◆ **Directive**:
Identify each line in the records below that contains the word "main", and copy it.

◆ **Given data**:
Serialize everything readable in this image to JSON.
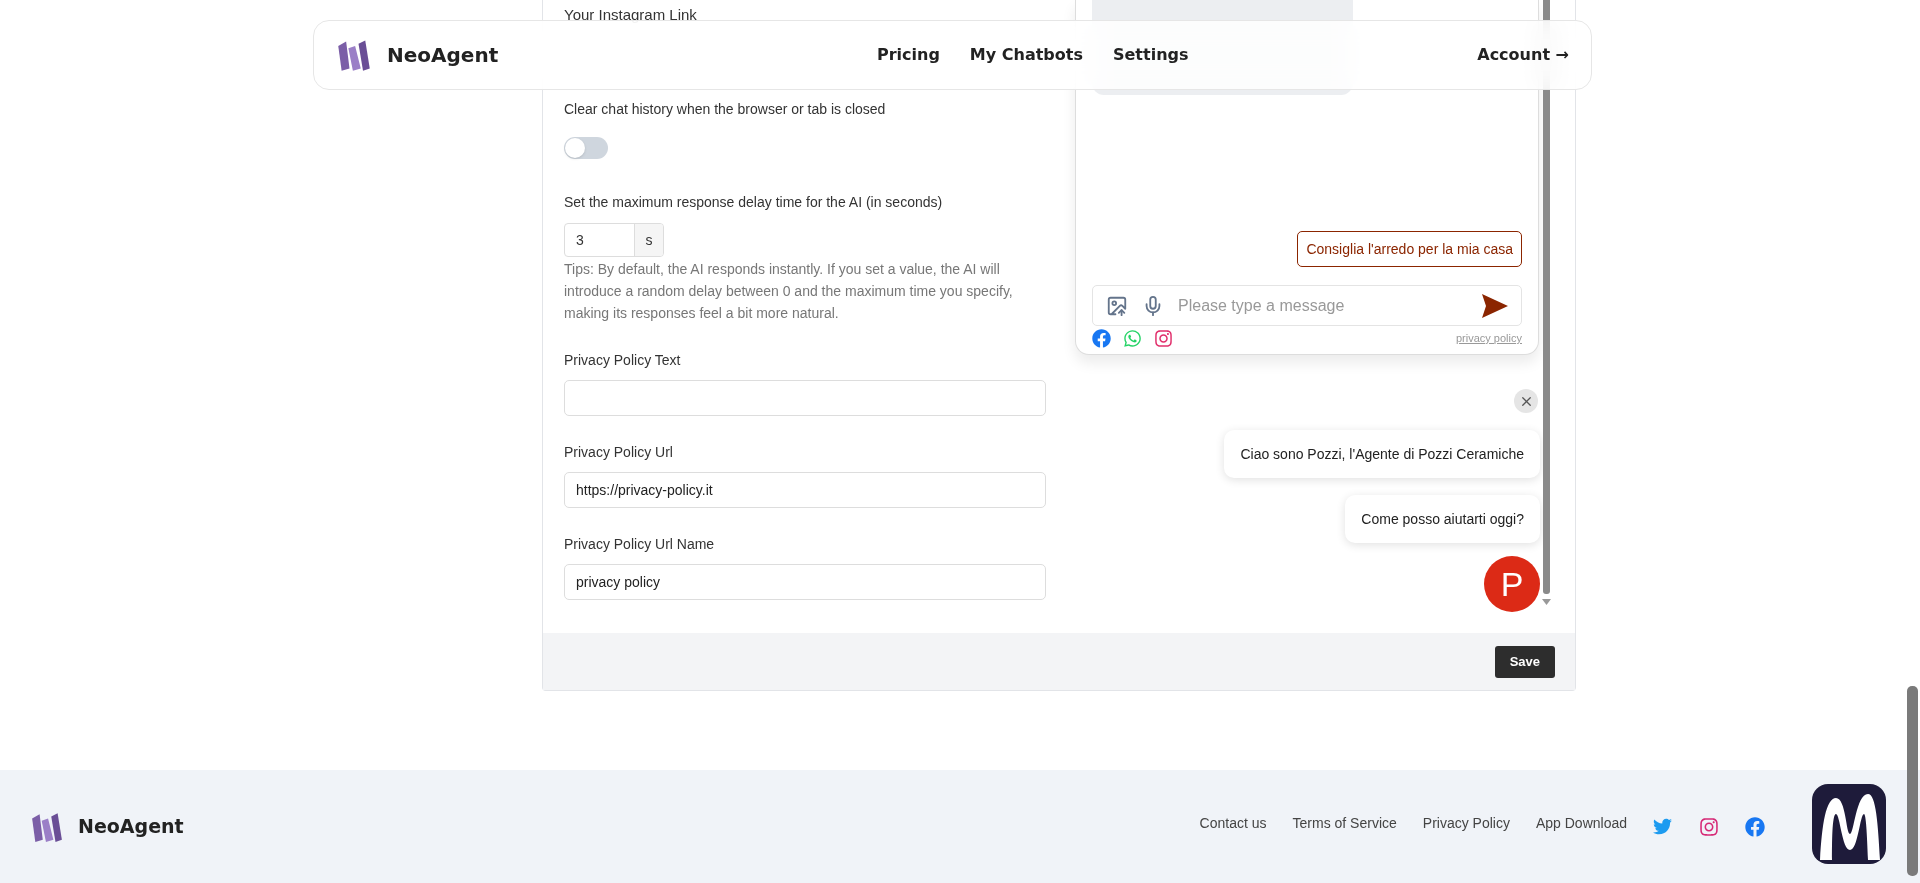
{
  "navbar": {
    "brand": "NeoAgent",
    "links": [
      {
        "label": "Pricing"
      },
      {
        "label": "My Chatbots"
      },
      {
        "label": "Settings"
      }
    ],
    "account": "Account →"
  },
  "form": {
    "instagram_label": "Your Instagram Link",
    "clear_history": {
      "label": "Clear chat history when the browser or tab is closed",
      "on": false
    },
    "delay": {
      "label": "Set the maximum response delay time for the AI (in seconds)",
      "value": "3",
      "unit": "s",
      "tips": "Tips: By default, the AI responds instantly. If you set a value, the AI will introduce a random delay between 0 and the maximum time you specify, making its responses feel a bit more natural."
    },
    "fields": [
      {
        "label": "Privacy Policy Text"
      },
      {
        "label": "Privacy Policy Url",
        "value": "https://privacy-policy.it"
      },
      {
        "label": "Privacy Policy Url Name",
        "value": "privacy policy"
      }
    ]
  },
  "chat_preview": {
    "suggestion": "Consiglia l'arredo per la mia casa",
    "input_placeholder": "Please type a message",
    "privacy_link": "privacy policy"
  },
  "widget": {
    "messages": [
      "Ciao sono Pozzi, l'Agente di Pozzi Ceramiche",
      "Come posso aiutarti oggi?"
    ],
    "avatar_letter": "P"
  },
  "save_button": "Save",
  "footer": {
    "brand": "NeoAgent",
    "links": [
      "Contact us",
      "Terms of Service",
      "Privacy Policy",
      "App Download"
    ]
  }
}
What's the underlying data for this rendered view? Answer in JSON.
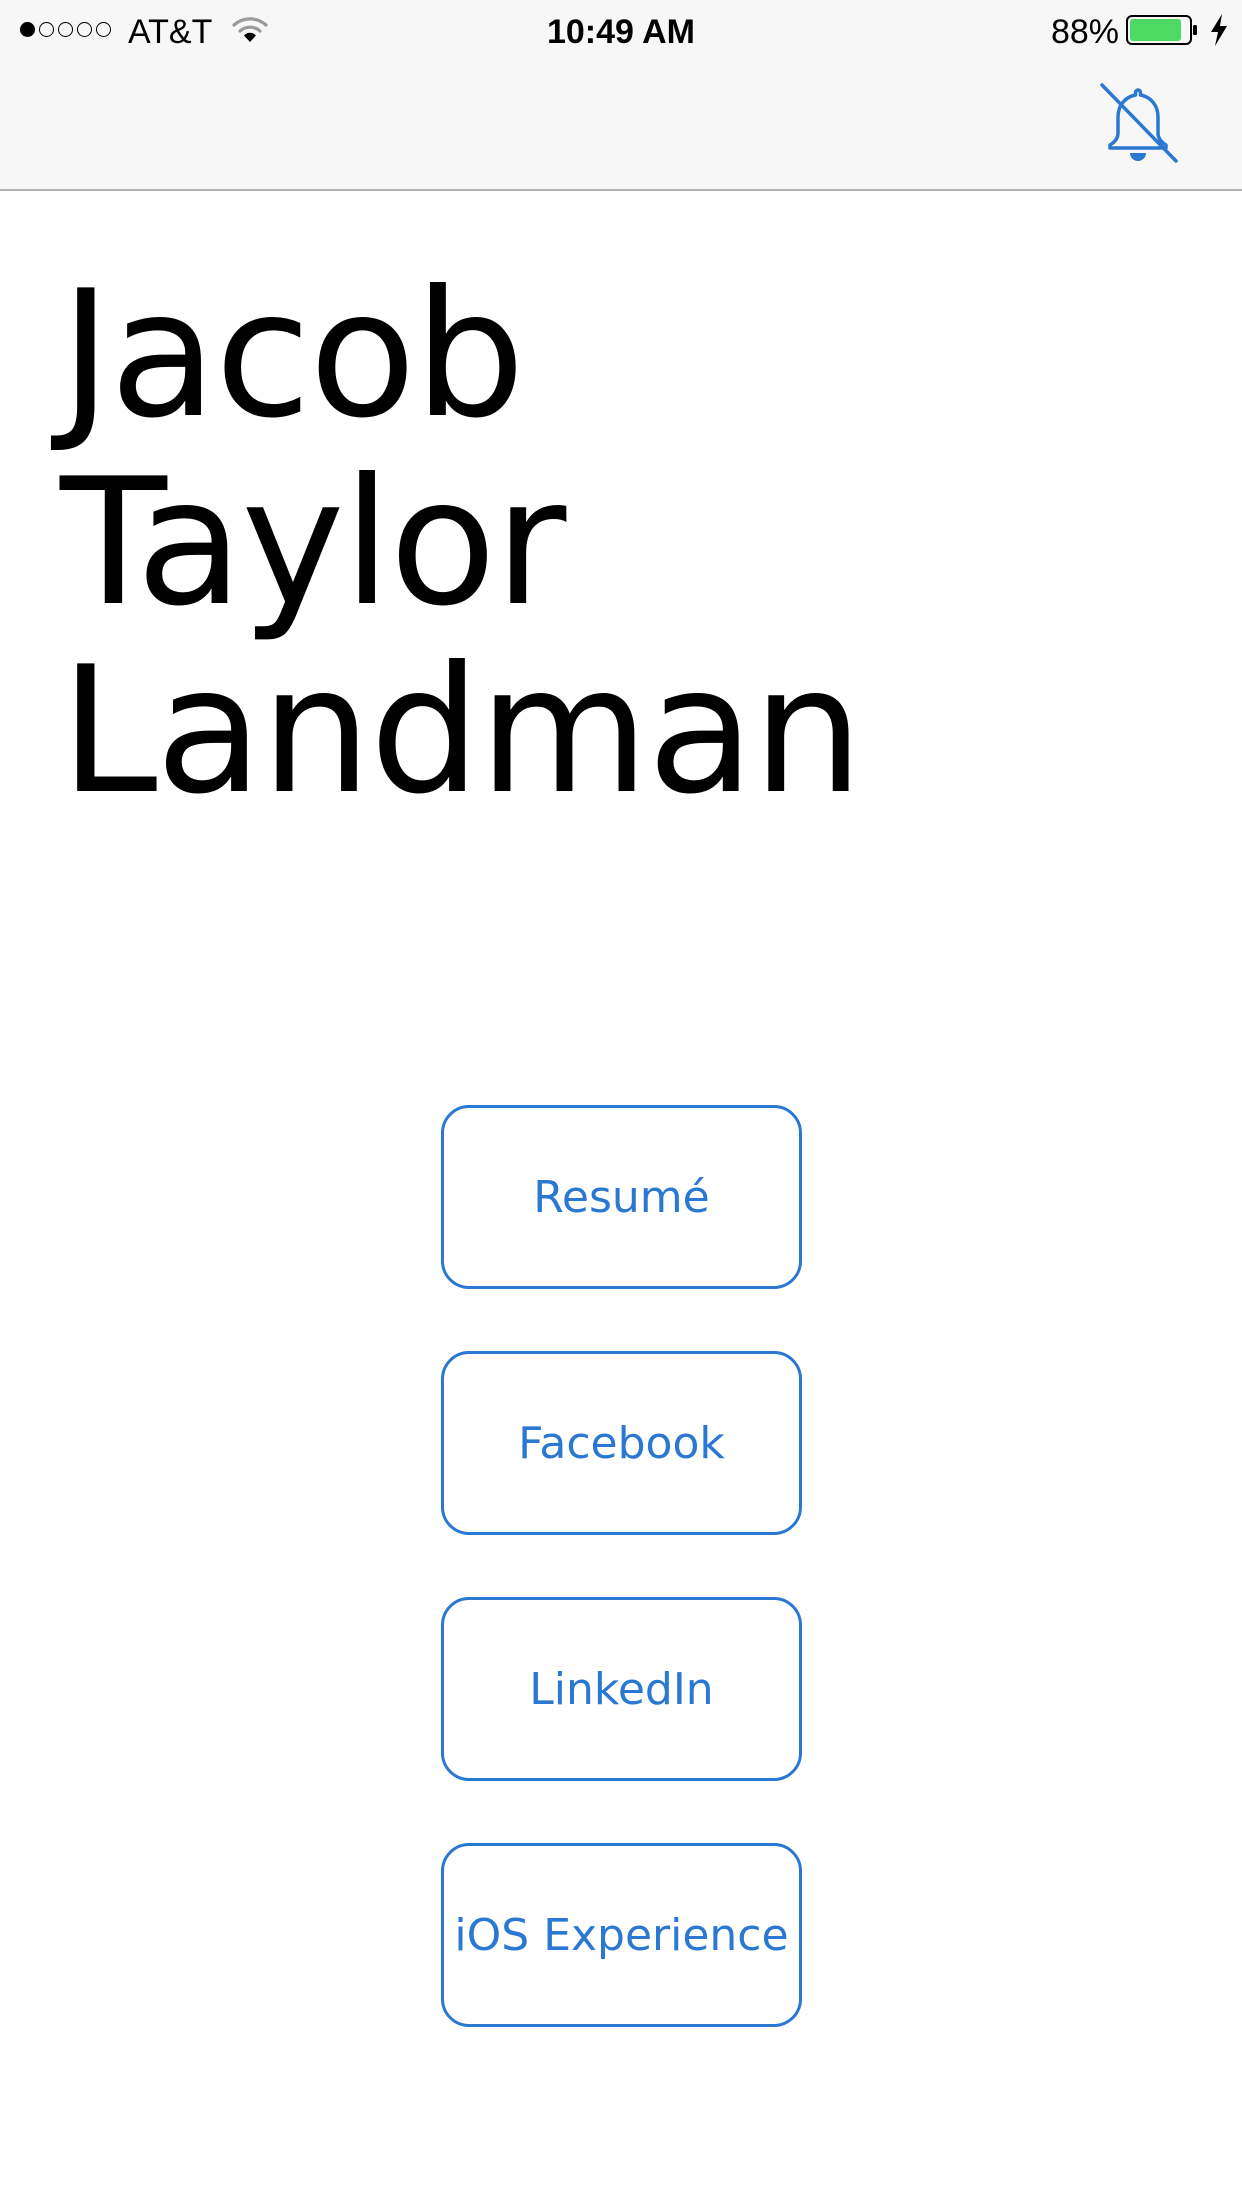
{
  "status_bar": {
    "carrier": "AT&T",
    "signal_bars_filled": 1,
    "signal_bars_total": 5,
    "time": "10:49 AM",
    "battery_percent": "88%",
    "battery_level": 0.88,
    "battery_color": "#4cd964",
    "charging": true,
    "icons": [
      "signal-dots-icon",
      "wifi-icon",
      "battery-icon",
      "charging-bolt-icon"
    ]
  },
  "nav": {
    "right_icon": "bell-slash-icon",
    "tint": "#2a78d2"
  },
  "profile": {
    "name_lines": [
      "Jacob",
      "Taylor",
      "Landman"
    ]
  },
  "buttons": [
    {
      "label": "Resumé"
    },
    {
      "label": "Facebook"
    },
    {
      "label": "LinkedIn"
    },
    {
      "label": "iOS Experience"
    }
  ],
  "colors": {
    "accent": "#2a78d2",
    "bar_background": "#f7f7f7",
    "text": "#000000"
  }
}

...

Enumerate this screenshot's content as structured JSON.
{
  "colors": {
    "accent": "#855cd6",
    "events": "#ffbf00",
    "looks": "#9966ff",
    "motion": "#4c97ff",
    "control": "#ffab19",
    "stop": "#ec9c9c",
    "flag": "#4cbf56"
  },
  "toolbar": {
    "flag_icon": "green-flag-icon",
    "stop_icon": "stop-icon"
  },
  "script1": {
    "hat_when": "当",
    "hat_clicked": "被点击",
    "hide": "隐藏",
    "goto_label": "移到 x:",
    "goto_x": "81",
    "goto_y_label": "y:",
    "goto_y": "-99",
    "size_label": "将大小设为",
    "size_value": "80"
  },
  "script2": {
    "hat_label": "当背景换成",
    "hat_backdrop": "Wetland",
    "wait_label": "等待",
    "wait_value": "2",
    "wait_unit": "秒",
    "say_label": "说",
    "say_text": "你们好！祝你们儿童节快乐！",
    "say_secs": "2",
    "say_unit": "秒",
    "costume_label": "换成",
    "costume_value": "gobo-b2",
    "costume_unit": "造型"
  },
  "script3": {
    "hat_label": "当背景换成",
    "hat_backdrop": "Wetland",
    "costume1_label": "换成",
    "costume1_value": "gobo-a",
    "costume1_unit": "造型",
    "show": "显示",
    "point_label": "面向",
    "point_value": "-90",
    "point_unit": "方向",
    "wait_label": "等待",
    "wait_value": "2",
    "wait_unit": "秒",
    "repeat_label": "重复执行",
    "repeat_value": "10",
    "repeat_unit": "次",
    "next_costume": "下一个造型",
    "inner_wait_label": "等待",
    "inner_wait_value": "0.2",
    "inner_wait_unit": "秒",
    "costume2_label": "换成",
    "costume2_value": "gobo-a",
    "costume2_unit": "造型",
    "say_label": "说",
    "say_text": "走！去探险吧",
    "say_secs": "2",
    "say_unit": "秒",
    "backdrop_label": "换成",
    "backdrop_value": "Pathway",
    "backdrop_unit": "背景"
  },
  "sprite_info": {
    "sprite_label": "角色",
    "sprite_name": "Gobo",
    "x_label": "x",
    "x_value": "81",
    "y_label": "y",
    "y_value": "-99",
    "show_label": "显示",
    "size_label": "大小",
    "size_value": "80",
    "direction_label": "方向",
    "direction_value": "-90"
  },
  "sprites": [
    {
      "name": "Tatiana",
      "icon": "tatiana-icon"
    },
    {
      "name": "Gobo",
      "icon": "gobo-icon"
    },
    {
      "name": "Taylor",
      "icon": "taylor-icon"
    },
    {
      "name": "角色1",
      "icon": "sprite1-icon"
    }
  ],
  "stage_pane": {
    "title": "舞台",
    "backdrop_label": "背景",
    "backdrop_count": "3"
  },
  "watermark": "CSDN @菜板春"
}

--

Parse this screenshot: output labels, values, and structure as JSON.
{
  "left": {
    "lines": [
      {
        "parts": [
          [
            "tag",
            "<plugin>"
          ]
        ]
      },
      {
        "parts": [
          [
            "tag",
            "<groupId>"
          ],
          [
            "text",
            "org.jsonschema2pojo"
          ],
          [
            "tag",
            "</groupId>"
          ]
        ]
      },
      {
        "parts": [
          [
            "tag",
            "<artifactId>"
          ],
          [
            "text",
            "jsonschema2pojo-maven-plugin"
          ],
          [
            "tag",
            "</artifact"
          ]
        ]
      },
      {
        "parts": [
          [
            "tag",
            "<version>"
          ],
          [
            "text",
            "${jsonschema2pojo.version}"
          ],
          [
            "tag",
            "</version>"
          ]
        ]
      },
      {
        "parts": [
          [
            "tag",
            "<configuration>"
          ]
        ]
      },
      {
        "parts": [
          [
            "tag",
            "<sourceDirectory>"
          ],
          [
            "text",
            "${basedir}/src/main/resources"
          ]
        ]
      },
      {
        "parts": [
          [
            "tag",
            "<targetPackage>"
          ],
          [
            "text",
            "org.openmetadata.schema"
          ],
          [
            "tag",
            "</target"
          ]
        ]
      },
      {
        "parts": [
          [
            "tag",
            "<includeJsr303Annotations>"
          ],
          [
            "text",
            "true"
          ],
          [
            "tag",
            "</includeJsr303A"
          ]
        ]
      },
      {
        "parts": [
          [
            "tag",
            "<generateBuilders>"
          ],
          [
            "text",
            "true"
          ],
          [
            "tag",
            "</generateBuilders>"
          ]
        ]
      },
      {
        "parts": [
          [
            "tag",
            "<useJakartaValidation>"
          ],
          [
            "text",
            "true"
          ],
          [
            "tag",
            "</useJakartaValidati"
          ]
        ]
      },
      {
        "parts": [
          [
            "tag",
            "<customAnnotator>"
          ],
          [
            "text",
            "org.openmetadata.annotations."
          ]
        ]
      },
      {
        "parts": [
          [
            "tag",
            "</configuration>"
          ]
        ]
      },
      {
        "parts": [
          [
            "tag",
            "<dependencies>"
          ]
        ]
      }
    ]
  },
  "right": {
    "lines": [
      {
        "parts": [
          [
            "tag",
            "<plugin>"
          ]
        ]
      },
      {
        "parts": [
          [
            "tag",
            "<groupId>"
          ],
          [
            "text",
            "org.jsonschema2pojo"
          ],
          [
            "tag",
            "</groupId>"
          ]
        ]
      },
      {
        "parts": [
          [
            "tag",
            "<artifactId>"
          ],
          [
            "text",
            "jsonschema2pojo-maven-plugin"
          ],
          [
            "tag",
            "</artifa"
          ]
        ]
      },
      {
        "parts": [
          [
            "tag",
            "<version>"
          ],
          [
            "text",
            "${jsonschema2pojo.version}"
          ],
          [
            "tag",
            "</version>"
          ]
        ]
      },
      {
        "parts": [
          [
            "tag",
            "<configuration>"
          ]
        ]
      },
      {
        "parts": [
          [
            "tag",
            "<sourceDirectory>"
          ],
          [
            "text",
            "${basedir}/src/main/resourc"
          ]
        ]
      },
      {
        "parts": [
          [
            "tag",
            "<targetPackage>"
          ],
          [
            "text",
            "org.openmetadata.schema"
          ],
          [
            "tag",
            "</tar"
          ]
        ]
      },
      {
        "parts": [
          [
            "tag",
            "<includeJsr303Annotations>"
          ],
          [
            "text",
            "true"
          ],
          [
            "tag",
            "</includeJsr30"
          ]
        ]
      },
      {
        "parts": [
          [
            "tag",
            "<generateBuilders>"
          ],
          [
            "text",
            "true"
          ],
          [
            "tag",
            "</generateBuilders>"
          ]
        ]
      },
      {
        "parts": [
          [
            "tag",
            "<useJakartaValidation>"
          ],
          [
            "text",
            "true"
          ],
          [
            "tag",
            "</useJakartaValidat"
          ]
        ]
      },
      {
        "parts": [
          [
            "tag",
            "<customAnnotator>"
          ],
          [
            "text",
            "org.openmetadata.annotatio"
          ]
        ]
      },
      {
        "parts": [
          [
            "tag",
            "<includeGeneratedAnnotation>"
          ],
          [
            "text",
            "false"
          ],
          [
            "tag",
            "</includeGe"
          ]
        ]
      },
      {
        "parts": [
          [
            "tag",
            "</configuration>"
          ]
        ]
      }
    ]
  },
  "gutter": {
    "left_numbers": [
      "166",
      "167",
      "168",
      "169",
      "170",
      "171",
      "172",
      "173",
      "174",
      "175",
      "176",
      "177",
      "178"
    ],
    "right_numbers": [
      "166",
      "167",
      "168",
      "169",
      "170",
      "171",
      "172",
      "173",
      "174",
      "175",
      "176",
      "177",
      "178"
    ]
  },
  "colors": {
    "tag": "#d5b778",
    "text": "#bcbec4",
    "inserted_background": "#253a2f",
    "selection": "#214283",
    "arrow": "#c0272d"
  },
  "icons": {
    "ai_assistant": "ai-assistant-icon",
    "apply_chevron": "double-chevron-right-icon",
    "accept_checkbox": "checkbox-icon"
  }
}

◆ **Reply to the task**:
            "${basedir}/src/main/resources"
            "${basedir}/src/main/resourc"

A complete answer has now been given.